Requirement →
Find all lines in the listing that include the word "故排除A", then copy them.

Records provided →
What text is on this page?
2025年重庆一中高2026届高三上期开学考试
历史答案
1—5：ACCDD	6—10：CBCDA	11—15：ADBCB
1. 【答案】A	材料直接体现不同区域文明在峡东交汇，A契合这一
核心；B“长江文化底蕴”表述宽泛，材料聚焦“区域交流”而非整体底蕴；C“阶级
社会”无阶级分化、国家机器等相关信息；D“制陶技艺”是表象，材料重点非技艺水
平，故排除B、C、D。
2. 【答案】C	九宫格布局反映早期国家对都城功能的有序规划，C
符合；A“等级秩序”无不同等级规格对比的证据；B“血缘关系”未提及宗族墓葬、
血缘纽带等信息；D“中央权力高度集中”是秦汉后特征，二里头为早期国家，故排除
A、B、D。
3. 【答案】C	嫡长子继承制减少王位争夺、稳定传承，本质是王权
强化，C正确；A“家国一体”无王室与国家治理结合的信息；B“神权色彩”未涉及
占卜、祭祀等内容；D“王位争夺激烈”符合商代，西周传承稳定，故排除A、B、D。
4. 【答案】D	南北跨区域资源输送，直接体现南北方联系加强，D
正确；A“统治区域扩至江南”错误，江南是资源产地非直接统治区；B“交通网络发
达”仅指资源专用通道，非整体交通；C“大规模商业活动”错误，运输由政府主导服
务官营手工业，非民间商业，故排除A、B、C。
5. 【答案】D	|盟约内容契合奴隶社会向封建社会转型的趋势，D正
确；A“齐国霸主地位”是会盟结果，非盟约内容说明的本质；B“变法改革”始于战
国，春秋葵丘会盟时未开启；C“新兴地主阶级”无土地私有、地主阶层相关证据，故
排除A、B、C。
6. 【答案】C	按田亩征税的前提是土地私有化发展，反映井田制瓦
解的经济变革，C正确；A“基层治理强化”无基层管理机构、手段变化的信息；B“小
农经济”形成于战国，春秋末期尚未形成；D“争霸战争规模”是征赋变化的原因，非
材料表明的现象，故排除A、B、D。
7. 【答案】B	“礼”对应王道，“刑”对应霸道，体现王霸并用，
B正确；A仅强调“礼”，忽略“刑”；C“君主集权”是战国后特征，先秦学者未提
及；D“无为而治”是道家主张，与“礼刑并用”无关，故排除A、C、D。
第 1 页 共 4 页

Full response →
占卜、祭祀等内容；D“王位争夺激烈”符合商代，西周传承稳定，故排除A、B、D。
务官营手工业，非民间商业，故排除A、B、C。
材料表明的现象，故排除A、B、D。
及；D“无为而治”是道家主张，与“礼刑并用”无关，故排除A、C、D。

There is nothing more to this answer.